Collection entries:
******************************

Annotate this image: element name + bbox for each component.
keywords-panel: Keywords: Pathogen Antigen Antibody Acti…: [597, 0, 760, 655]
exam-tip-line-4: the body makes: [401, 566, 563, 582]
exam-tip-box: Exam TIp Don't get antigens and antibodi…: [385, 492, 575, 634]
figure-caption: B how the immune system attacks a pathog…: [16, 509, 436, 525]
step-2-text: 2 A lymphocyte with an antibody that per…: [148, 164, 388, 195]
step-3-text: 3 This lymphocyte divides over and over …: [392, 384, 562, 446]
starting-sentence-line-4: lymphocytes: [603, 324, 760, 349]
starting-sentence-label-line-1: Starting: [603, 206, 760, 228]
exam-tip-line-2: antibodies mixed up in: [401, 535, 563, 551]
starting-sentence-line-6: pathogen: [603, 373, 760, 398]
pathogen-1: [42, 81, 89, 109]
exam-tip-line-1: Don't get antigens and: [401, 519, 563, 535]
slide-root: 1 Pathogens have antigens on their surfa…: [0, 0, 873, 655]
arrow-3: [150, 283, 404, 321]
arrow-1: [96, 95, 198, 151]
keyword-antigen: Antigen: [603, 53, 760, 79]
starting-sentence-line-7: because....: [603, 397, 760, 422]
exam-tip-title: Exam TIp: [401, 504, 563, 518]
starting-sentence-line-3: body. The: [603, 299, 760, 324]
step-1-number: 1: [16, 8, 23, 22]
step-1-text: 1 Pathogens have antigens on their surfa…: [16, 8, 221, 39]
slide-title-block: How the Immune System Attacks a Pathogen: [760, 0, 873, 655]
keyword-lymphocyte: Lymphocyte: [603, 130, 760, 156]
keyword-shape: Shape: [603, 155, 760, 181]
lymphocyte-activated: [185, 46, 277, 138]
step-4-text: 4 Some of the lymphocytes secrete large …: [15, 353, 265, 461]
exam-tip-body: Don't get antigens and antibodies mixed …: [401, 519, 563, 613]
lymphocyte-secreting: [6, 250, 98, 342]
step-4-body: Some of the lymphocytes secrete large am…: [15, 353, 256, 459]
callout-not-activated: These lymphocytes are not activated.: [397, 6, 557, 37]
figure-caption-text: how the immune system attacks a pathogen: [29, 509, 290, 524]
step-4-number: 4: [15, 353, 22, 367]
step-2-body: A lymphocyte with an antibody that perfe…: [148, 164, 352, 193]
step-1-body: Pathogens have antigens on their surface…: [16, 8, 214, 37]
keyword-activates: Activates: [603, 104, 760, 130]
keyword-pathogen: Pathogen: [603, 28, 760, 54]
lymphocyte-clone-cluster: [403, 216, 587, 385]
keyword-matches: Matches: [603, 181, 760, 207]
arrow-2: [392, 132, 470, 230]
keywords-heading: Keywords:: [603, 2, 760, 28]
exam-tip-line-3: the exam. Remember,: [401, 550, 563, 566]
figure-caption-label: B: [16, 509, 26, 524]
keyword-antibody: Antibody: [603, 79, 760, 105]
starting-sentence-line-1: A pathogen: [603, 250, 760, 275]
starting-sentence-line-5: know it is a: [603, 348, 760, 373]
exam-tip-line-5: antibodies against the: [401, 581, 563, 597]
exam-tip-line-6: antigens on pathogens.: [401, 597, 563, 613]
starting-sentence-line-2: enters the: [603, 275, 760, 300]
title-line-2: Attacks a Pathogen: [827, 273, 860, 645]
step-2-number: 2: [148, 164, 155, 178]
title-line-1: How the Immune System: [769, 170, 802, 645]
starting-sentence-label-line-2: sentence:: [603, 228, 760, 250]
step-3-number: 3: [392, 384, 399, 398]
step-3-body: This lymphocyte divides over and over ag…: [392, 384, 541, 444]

******************************

## Task to complete
Among the lines above, please find those with "label" and copy them.

## Result of this task
starting-sentence-label-line-1: Starting: [603, 206, 760, 228]
figure-caption-label: B: [16, 509, 26, 524]
starting-sentence-label-line-2: sentence:: [603, 228, 760, 250]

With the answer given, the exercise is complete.